--- begin SUPPLIED ENTRIES ---

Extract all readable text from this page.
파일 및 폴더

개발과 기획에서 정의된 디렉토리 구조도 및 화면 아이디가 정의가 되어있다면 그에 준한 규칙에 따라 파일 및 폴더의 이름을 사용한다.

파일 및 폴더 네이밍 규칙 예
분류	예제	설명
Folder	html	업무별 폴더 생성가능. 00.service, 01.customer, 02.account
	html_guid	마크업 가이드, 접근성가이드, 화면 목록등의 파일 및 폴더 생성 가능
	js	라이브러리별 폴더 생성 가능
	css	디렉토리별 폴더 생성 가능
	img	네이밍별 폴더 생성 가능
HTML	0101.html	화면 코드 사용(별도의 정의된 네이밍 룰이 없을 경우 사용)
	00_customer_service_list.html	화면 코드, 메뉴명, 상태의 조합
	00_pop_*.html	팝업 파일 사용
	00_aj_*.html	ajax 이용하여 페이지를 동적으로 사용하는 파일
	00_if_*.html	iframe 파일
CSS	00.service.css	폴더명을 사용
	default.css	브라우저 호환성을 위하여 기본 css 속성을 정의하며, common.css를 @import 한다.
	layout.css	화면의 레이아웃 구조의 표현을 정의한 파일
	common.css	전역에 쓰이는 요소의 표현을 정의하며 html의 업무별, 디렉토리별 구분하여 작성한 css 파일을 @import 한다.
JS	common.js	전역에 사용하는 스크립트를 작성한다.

--- end SUPPLIED ENTRIES ---

EXERCISE DIRECTIONS »
Output all preceding records character for character.

ANSWER TO THIS EXERCISE »
Extract all readable text from this page.
파일 및 폴더

개발과 기획에서 정의된 디렉토리 구조도 및 화면 아이디가 정의가 되어있다면 그에 준한 규칙에 따라 파일 및 폴더의 이름을 사용한다.

파일 및 폴더 네이밍 규칙 예
분류	예제	설명
Folder	html	업무별 폴더 생성가능. 00.service, 01.customer, 02.account
	html_guid	마크업 가이드, 접근성가이드, 화면 목록등의 파일 및 폴더 생성 가능
	js	라이브러리별 폴더 생성 가능
	css	디렉토리별 폴더 생성 가능
	img	네이밍별 폴더 생성 가능
HTML	0101.html	화면 코드 사용(별도의 정의된 네이밍 룰이 없을 경우 사용)
	00_customer_service_list.html	화면 코드, 메뉴명, 상태의 조합
	00_pop_*.html	팝업 파일 사용
	00_aj_*.html	ajax 이용하여 페이지를 동적으로 사용하는 파일
	00_if_*.html	iframe 파일
CSS	00.service.css	폴더명을 사용
	default.css	브라우저 호환성을 위하여 기본 css 속성을 정의하며, common.css를 @import 한다.
	layout.css	화면의 레이아웃 구조의 표현을 정의한 파일
	common.css	전역에 쓰이는 요소의 표현을 정의하며 html의 업무별, 디렉토리별 구분하여 작성한 css 파일을 @import 한다.
JS	common.js	전역에 사용하는 스크립트를 작성한다.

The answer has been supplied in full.